## [SOURCE MATERIAL]
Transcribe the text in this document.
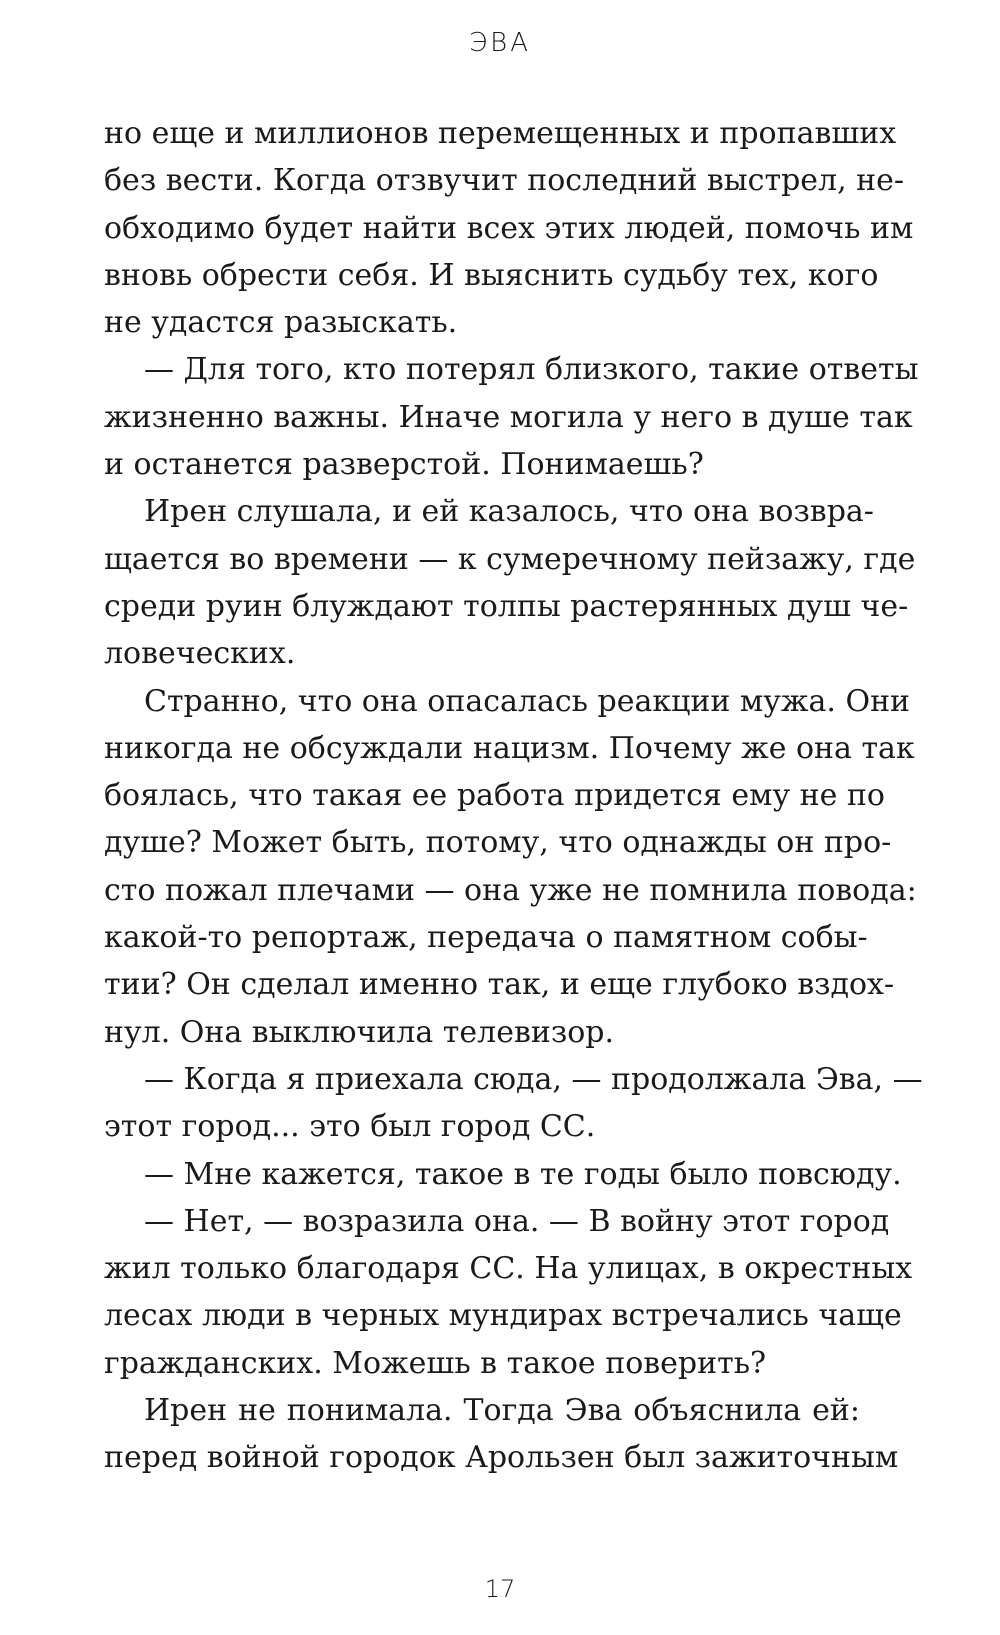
ЭВА
но еще и миллионов перемещенных и пропавших
без вести. Когда отзвучит последний выстрел, не-
обходимо будет найти всех этих людей, помочь им
вновь обрести себя. И выяснить судьбу тех, кого
не удастся разыскать.
— Для того, кто потерял близкого, такие ответы
жизненно важны. Иначе могила у него в душе так
и останется разверстой. Понимаешь?
Ирен слушала, и ей казалось, что она возвра-
щается во времени — к сумеречному пейзажу, где
среди руин блуждают толпы растерянных душ че-
ловеческих.
Странно, что она опасалась реакции мужа. Они
никогда не обсуждали нацизм. Почему же она так
боялась, что такая ее работа придется ему не по
душе? Может быть, потому, что однажды он про-
сто пожал плечами — она уже не помнила повода:
какой-то репортаж, передача о памятном собы-
тии? Он сделал именно так, и еще глубоко вздох-
нул. Она выключила телевизор.
— Когда я приехала сюда, — продолжала Эва, —
этот город... это был город СС.
— Мне кажется, такое в те годы было повсюду.
— Нет, — возразила она. — В войну этот город
жил только благодаря СС. На улицах, в окрестных
лесах люди в черных мундирах встречались чаще
гражданских. Можешь в такое поверить?
Ирен не понимала. Тогда Эва объяснила ей:
перед войной городок Арользен был зажиточным
17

## [SET EXERCISE]
Reproduce the material word for word, minus the images.

## [FULL SOLUTION]
Transcribe the text in this document.
ЭВА
но еще и миллионов перемещенных и пропавших
без вести. Когда отзвучит последний выстрел, не-
обходимо будет найти всех этих людей, помочь им
вновь обрести себя. И выяснить судьбу тех, кого
не удастся разыскать.
— Для того, кто потерял близкого, такие ответы
жизненно важны. Иначе могила у него в душе так
и останется разверстой. Понимаешь?
Ирен слушала, и ей казалось, что она возвра-
щается во времени — к сумеречному пейзажу, где
среди руин блуждают толпы растерянных душ че-
ловеческих.
Странно, что она опасалась реакции мужа. Они
никогда не обсуждали нацизм. Почему же она так
боялась, что такая ее работа придется ему не по
душе? Может быть, потому, что однажды он про-
сто пожал плечами — она уже не помнила повода:
какой-то репортаж, передача о памятном собы-
тии? Он сделал именно так, и еще глубоко вздох-
нул. Она выключила телевизор.
— Когда я приехала сюда, — продолжала Эва, —
этот город... это был город СС.
— Мне кажется, такое в те годы было повсюду.
— Нет, — возразила она. — В войну этот город
жил только благодаря СС. На улицах, в окрестных
лесах люди в черных мундирах встречались чаще
гражданских. Можешь в такое поверить?
Ирен не понимала. Тогда Эва объяснила ей:
перед войной городок Арользен был зажиточным
17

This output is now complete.